━━━━━ Dokumentauszug ━━━━━
Als Graues Kloster wurde das Franziskanerkloster im mittelalterlichen Alt-Berlin bezeichnet. Nach der Überlieferung des märkischen Chronisten Andreas Angelus geht der Name auf den grauen Habit der Ordensleute zurück. Das Berliner Franziskanerkloster befand sich in der heutigen Klosterstraße im Ortsteil Mitte. Vor der Zerstörung im Zweiten Weltkrieg galt das Kloster als das wichtigste mittelalterliche Bauwerk der Stadt. Nach dem Ende des Krieges wurde die Ruine der Franziskaner-Klosterkirche baulich gesichert und gilt als Mahnmal des Krieges, zugleich auch als eine der letzten erhaltenen gotischen Sehenswürdigkeiten Berlins.

Geschichte

Ursprünge des Klosters

Ruinen des Klosters 1951
Ruine der Klosterkirche von der Littenstraße aus gesehen

Die Bettelorden hatten einen wichtigen Anteil an der deutschen Besiedlung der Gebiete zwischen Elbe und Oder. Das mittelalterliche Mitteldeutschland gilt neben dem Rheinland als eines der klassischen Länder der Bettelorden. In der Mark Brandenburg setzten die askanischen Landesherren die Bettelorden zur planmäßigen Besiedlung des Landes ein.

Im Jahr 1250 tritt in den Urkunden ein Herman Langelis als Lectoris im Grawen Kloster zum Berlin in Erscheinung. Dieser war geistlicher Berater und Beichtvater der brandenburgischen Prinzessin Mechthild. Diese Tatsache lässt auf eine enge Verbindung der Franziskaner zum brandenburgischen Markgrafenhof schließen.[1]

Gebäude

Weitere Hinweise auf eine Franziskanerniederlassung ab dem Jahr 1249 gehen auf den Chronisten Andreas Angelus zurück. Die ursprüngliche Niederlassung befand sich laut dem Chronisten in der Spandauer Straße (heutige Hausnummer 49). Feldsteinreste einer romanischen Saalkirche aus der Zeit vor 1250, die unter der Klosterkirche gefunden wurden, deuten aber darauf hin, dass die Franziskaner von Beginn an auf dem Areal ansässig waren. Diese Annahme scheint bestätigt zu werden durch die Abhaltung eines Provinzialkapitels der Sächsischen Ordensprovinz bereits im Jahr 1252, wozu geeignete Räumlichkeiten benötigt wurden. Der Berliner Franziskanerkonvent gehörte zur Kustodie Brandenburg der Franziskanerprovinz Saxonia.
━━━━━
*Aufgabenstellung*.
Beantworte anhand des Textes über das Graue Kloster:
(a) Worauf geht der Name des Klosters laut Andreas Angelus zurück?
(b) Wessen Beichtvater war Herman Langelis?
(c) In welchem Jahr wurde ein Provinzialkapitel der Sächsischen Ordensprovinz abgehalten?
Die Daten spielen hierfür keine Rolle.
━━━━━ Datenauszug ━━━━━
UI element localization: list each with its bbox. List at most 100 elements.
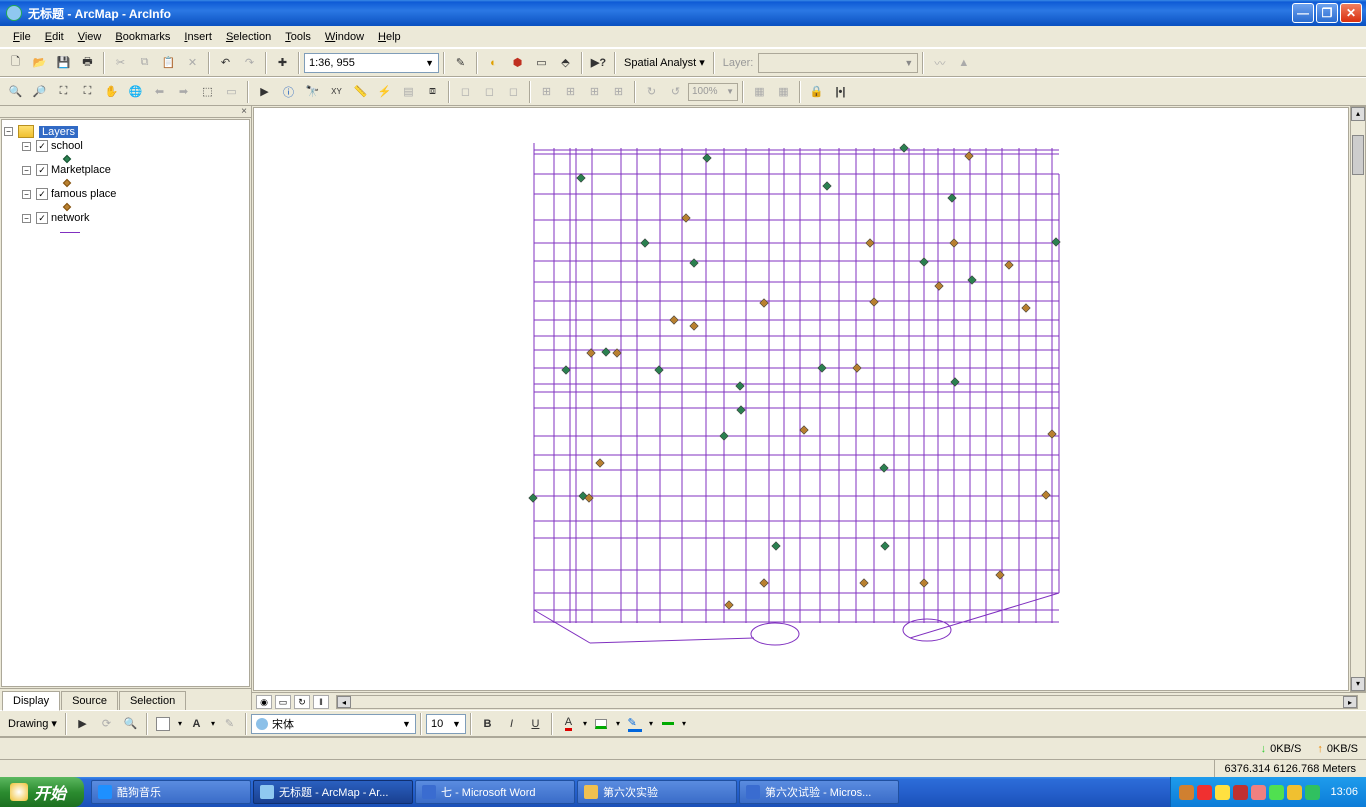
layout-2-icon[interactable]: ▦ [772, 81, 795, 103]
bold-button[interactable]: B [476, 713, 499, 735]
pause-icon[interactable]: |•| [829, 81, 852, 103]
prev-extent-icon[interactable]: ⬅ [148, 81, 171, 103]
tray-icon[interactable] [1305, 785, 1320, 800]
effects-1-icon[interactable]: ◻ [454, 81, 477, 103]
expand-icon[interactable]: − [22, 142, 31, 151]
whats-this-icon[interactable]: ▶? [587, 52, 610, 74]
tray-icon[interactable] [1197, 785, 1212, 800]
menu-bookmarks[interactable]: Bookmarks [108, 29, 177, 45]
editor-icon[interactable]: ✎ [449, 52, 472, 74]
maximize-button[interactable]: ❐ [1316, 3, 1338, 23]
toc-tree[interactable]: − Layers −✓ school−✓ Marketplace−✓ famou… [1, 119, 250, 687]
layer-checkbox[interactable]: ✓ [36, 212, 48, 224]
marker-color-button[interactable] [656, 713, 679, 735]
toc-root[interactable]: Layers [39, 126, 78, 138]
zoom-pct-combo[interactable]: 100%▼ [688, 83, 738, 101]
menu-window[interactable]: Window [318, 29, 371, 45]
effects-3-icon[interactable]: ◻ [502, 81, 525, 103]
italic-button[interactable]: I [500, 713, 523, 735]
start-button[interactable]: 开始 [0, 777, 84, 807]
save-icon[interactable]: 💾 [52, 52, 75, 74]
histogram-icon[interactable]: 〰 [928, 52, 951, 74]
toc-close-icon[interactable]: × [0, 106, 251, 118]
open-icon[interactable]: 📂 [28, 52, 51, 74]
tray-icon[interactable] [1179, 785, 1194, 800]
identify-icon[interactable]: ⓘ [277, 81, 300, 103]
new-icon[interactable]: 🗋 [4, 52, 27, 74]
font-size-combo[interactable]: 10▼ [426, 714, 466, 734]
menu-view[interactable]: View [71, 29, 109, 45]
paste-icon[interactable]: 📋 [157, 52, 180, 74]
map-canvas[interactable] [253, 107, 1349, 691]
lock-icon[interactable]: 🔒 [805, 81, 828, 103]
copy-icon[interactable]: ⧉ [133, 52, 156, 74]
toc-tab-source[interactable]: Source [61, 691, 118, 710]
menu-edit[interactable]: Edit [38, 29, 71, 45]
rot-1-icon[interactable]: ↻ [640, 81, 663, 103]
pan-icon[interactable]: ✋ [100, 81, 123, 103]
layer-checkbox[interactable]: ✓ [36, 164, 48, 176]
expand-icon[interactable]: − [22, 214, 31, 223]
select-elements-icon[interactable]: ▶ [253, 81, 276, 103]
cut-icon[interactable]: ✂ [109, 52, 132, 74]
arctoolbox-icon[interactable]: ⬢ [506, 52, 529, 74]
next-extent-icon[interactable]: ➡ [172, 81, 195, 103]
vertical-scrollbar[interactable]: ▴▾ [1350, 106, 1366, 692]
toc-layer[interactable]: −✓ famous place [4, 187, 247, 201]
horizontal-scrollbar[interactable]: ◂▸ [336, 695, 1358, 709]
expand-icon[interactable]: − [4, 127, 13, 136]
redo-icon[interactable]: ↷ [238, 52, 261, 74]
toc-tab-selection[interactable]: Selection [119, 691, 186, 710]
rectangle-icon[interactable] [152, 713, 175, 735]
expand-icon[interactable]: − [22, 190, 31, 199]
menu-help[interactable]: Help [371, 29, 408, 45]
menu-tools[interactable]: Tools [278, 29, 318, 45]
zoom-out-icon[interactable]: 🔎 [28, 81, 51, 103]
arccatalog-icon[interactable]: ◐ [482, 52, 505, 74]
fill-color-button[interactable] [590, 713, 613, 735]
effects-2-icon[interactable]: ◻ [478, 81, 501, 103]
drawing-menu[interactable]: Drawing ▾ [4, 717, 61, 730]
system-tray[interactable]: 13:06 [1170, 777, 1366, 807]
time-slider-icon[interactable]: ⧈ [421, 81, 444, 103]
taskbar-item[interactable]: 无标题 - ArcMap - Ar... [253, 780, 413, 804]
delete-icon[interactable]: ✕ [181, 52, 204, 74]
layout-view-icon[interactable]: ▭ [275, 695, 291, 709]
taskbar-item[interactable]: 七 - Microsoft Word [415, 780, 575, 804]
print-icon[interactable]: 🖶 [76, 52, 99, 74]
expand-icon[interactable]: − [22, 166, 31, 175]
edit-vertices-icon[interactable]: ✎ [218, 713, 241, 735]
menu-file[interactable]: File [6, 29, 38, 45]
tray-icon[interactable] [1251, 785, 1266, 800]
close-button[interactable]: ✕ [1340, 3, 1362, 23]
font-color-button[interactable]: A [557, 713, 580, 735]
full-extent-icon[interactable]: 🌐 [124, 81, 147, 103]
menu-selection[interactable]: Selection [219, 29, 278, 45]
layer-checkbox[interactable]: ✓ [36, 188, 48, 200]
toc-layer[interactable]: −✓ school [4, 139, 247, 153]
data-view-icon[interactable]: ◉ [256, 695, 272, 709]
taskbar-item[interactable]: 酷狗音乐 [91, 780, 251, 804]
geo-2-icon[interactable]: ⊞ [559, 81, 582, 103]
tray-icon[interactable] [1287, 785, 1302, 800]
command-line-icon[interactable]: ▭ [530, 52, 553, 74]
refresh-icon[interactable]: ↻ [294, 695, 310, 709]
minimize-button[interactable]: — [1292, 3, 1314, 23]
scale-combo[interactable]: 1:36, 955▼ [304, 53, 439, 73]
tray-icon[interactable] [1233, 785, 1248, 800]
underline-button[interactable]: U [524, 713, 547, 735]
taskbar-item[interactable]: 第六次试验 - Micros... [739, 780, 899, 804]
undo-icon[interactable]: ↶ [214, 52, 237, 74]
clear-selection-icon[interactable]: ▭ [220, 81, 243, 103]
font-combo[interactable]: 宋体▼ [251, 714, 416, 734]
hyperlink-icon[interactable]: ⚡ [373, 81, 396, 103]
html-popup-icon[interactable]: ▤ [397, 81, 420, 103]
tray-icon[interactable] [1269, 785, 1284, 800]
select-tool-icon[interactable]: ▶ [71, 713, 94, 735]
contour-icon[interactable]: ▲ [952, 52, 975, 74]
add-data-icon[interactable]: ✚ [271, 52, 294, 74]
geo-3-icon[interactable]: ⊞ [583, 81, 606, 103]
measure-icon[interactable]: 📏 [349, 81, 372, 103]
geo-4-icon[interactable]: ⊞ [607, 81, 630, 103]
text-tool-icon[interactable]: A [185, 713, 208, 735]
━━━━━
*Vollständige Antwort*.
(a) Auf den grauen Habit der Ordensleute.
(b) Der Beichtvater der brandenburgischen Prinzessin Mechthild.
(c) Im Jahr 1252.